» **Directions**: Copy each line exactly. Drop every picture.

» **Dataset rows**:
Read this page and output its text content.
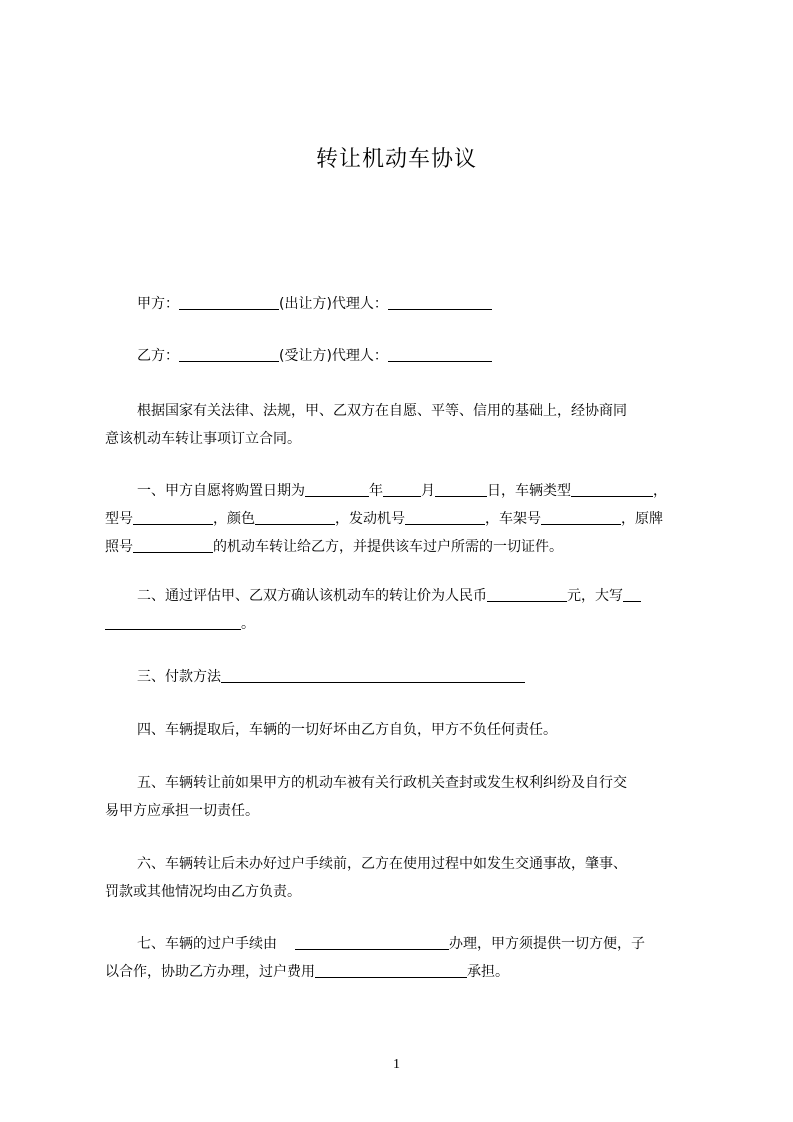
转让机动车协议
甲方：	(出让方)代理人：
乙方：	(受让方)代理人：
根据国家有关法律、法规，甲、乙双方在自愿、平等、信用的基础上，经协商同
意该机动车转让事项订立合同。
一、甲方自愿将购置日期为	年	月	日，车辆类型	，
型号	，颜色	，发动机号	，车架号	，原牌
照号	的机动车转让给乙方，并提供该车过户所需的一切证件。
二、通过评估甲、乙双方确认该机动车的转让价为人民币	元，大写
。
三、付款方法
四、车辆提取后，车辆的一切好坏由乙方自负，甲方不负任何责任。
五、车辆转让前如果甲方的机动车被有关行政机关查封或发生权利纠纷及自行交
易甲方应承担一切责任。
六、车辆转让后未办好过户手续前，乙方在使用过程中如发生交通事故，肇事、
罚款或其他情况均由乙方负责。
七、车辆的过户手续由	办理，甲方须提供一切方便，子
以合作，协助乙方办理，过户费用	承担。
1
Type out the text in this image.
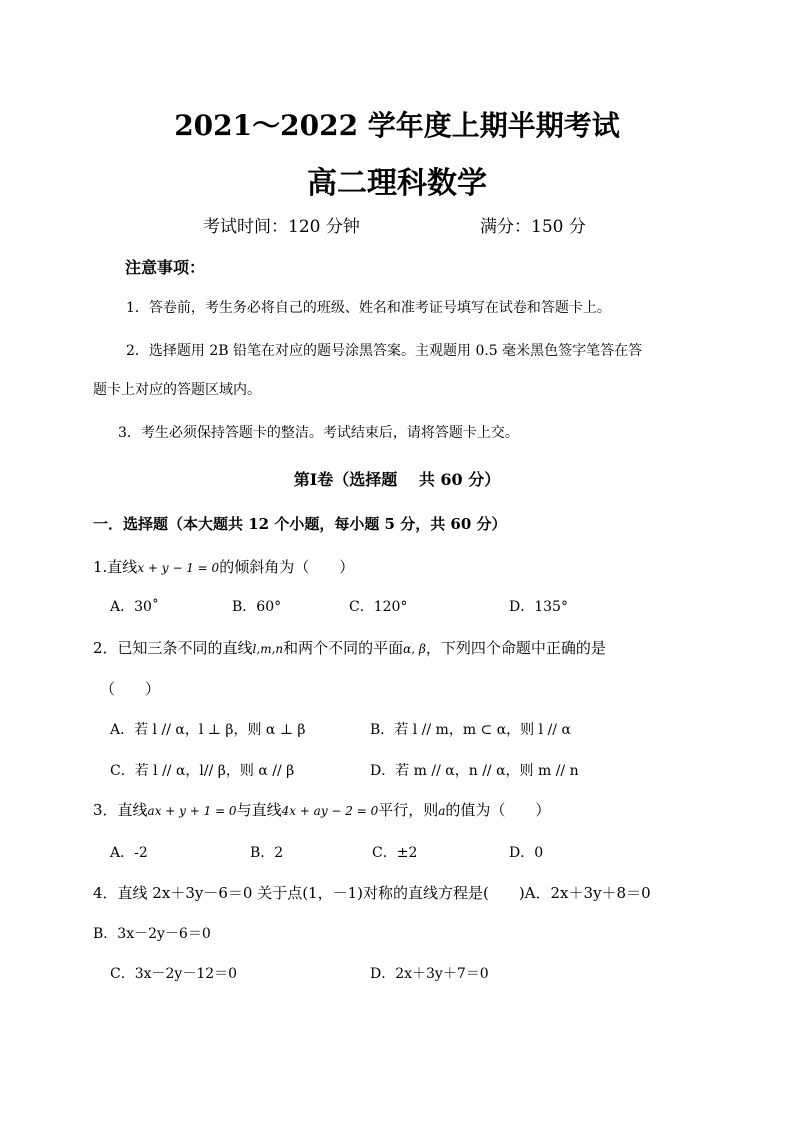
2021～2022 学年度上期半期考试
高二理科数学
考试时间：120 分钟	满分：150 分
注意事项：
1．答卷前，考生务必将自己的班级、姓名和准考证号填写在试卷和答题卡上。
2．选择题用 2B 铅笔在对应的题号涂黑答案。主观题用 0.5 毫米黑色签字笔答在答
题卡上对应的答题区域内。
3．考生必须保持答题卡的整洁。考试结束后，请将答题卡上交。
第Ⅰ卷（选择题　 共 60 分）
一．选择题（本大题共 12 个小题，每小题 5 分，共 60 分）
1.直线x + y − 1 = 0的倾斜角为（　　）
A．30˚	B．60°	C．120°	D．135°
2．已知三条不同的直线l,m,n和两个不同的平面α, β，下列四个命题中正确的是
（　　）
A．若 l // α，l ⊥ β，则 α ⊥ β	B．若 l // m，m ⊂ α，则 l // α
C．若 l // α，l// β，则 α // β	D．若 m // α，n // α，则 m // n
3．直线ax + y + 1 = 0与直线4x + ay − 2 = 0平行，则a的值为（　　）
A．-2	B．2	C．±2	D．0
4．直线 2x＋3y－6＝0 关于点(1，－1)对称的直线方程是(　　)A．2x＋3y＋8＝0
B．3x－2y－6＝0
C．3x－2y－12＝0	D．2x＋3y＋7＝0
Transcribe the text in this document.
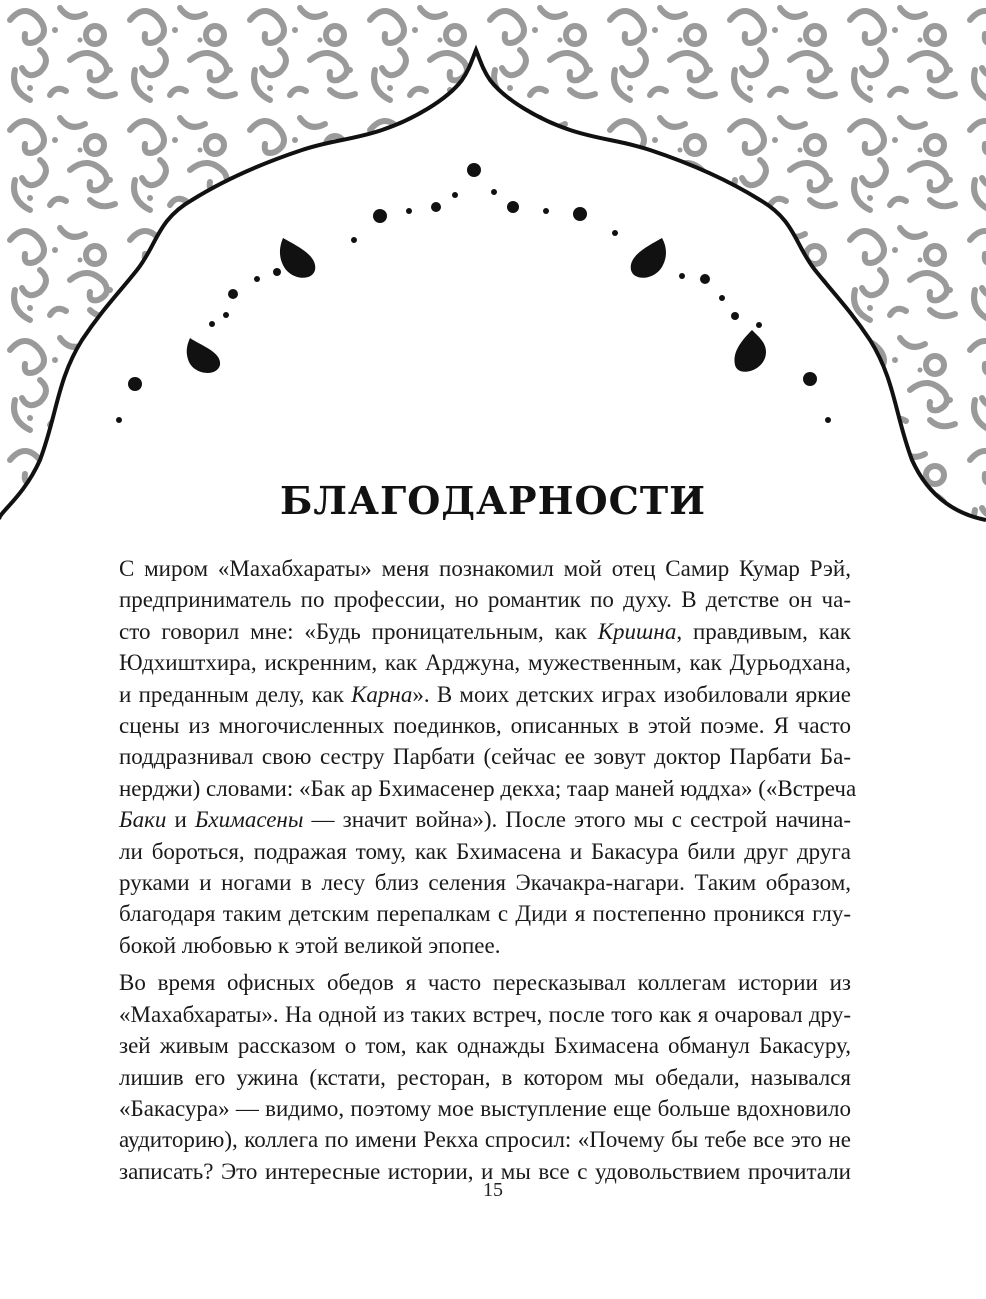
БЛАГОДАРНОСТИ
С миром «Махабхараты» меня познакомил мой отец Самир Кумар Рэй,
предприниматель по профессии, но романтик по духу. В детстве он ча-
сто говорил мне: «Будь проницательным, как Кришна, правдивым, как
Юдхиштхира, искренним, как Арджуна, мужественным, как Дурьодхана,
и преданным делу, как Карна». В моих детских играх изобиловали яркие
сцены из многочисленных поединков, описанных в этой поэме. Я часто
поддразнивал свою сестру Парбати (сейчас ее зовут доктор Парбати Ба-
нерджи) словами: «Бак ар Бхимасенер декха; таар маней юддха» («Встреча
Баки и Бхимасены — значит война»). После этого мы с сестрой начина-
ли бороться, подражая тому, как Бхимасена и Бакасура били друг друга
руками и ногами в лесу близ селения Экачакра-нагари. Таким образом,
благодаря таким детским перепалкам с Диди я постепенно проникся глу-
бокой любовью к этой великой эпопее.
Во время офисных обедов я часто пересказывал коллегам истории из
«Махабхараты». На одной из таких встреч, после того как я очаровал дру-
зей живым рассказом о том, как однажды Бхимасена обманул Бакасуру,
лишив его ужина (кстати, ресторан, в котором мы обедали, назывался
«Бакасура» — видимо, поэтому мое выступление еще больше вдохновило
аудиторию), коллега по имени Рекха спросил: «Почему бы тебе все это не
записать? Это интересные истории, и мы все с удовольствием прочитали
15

» **Task response**:
Read this page and output its text content.
转让机动车协议
甲方：	(出让方)代理人：
乙方：	(受让方)代理人：
根据国家有关法律、法规，甲、乙双方在自愿、平等、信用的基础上，经协商同
意该机动车转让事项订立合同。
一、甲方自愿将购置日期为	年	月	日，车辆类型	，
型号	，颜色	，发动机号	，车架号	，原牌
照号	的机动车转让给乙方，并提供该车过户所需的一切证件。
二、通过评估甲、乙双方确认该机动车的转让价为人民币	元，大写
。
三、付款方法
四、车辆提取后，车辆的一切好坏由乙方自负，甲方不负任何责任。
五、车辆转让前如果甲方的机动车被有关行政机关查封或发生权利纠纷及自行交
易甲方应承担一切责任。
六、车辆转让后未办好过户手续前，乙方在使用过程中如发生交通事故，肇事、
罚款或其他情况均由乙方负责。
七、车辆的过户手续由	办理，甲方须提供一切方便，子
以合作，协助乙方办理，过户费用	承担。
1
Type out the text in this image.
2021～2022 学年度上期半期考试
高二理科数学
考试时间：120 分钟	满分：150 分
注意事项：
1．答卷前，考生务必将自己的班级、姓名和准考证号填写在试卷和答题卡上。
2．选择题用 2B 铅笔在对应的题号涂黑答案。主观题用 0.5 毫米黑色签字笔答在答
题卡上对应的答题区域内。
3．考生必须保持答题卡的整洁。考试结束后，请将答题卡上交。
第Ⅰ卷（选择题　 共 60 分）
一．选择题（本大题共 12 个小题，每小题 5 分，共 60 分）
1.直线x + y − 1 = 0的倾斜角为（　　）
A．30˚	B．60°	C．120°	D．135°
2．已知三条不同的直线l,m,n和两个不同的平面α, β，下列四个命题中正确的是
（　　）
A．若 l // α，l ⊥ β，则 α ⊥ β	B．若 l // m，m ⊂ α，则 l // α
C．若 l // α，l// β，则 α // β	D．若 m // α，n // α，则 m // n
3．直线ax + y + 1 = 0与直线4x + ay − 2 = 0平行，则a的值为（　　）
A．-2	B．2	C．±2	D．0
4．直线 2x＋3y－6＝0 关于点(1，－1)对称的直线方程是(　　)A．2x＋3y＋8＝0
B．3x－2y－6＝0
C．3x－2y－12＝0	D．2x＋3y＋7＝0
Transcribe the text in this document.
БЛАГОДАРНОСТИ
С миром «Махабхараты» меня познакомил мой отец Самир Кумар Рэй,
предприниматель по профессии, но романтик по духу. В детстве он ча-
сто говорил мне: «Будь проницательным, как Кришна, правдивым, как
Юдхиштхира, искренним, как Арджуна, мужественным, как Дурьодхана,
и преданным делу, как Карна». В моих детских играх изобиловали яркие
сцены из многочисленных поединков, описанных в этой поэме. Я часто
поддразнивал свою сестру Парбати (сейчас ее зовут доктор Парбати Ба-
нерджи) словами: «Бак ар Бхимасенер декха; таар маней юддха» («Встреча
Баки и Бхимасены — значит война»). После этого мы с сестрой начина-
ли бороться, подражая тому, как Бхимасена и Бакасура били друг друга
руками и ногами в лесу близ селения Экачакра-нагари. Таким образом,
благодаря таким детским перепалкам с Диди я постепенно проникся глу-
бокой любовью к этой великой эпопее.
Во время офисных обедов я часто пересказывал коллегам истории из
«Махабхараты». На одной из таких встреч, после того как я очаровал дру-
зей живым рассказом о том, как однажды Бхимасена обманул Бакасуру,
лишив его ужина (кстати, ресторан, в котором мы обедали, назывался
«Бакасура» — видимо, поэтому мое выступление еще больше вдохновило
аудиторию), коллега по имени Рекха спросил: «Почему бы тебе все это не
записать? Это интересные истории, и мы все с удовольствием прочитали
15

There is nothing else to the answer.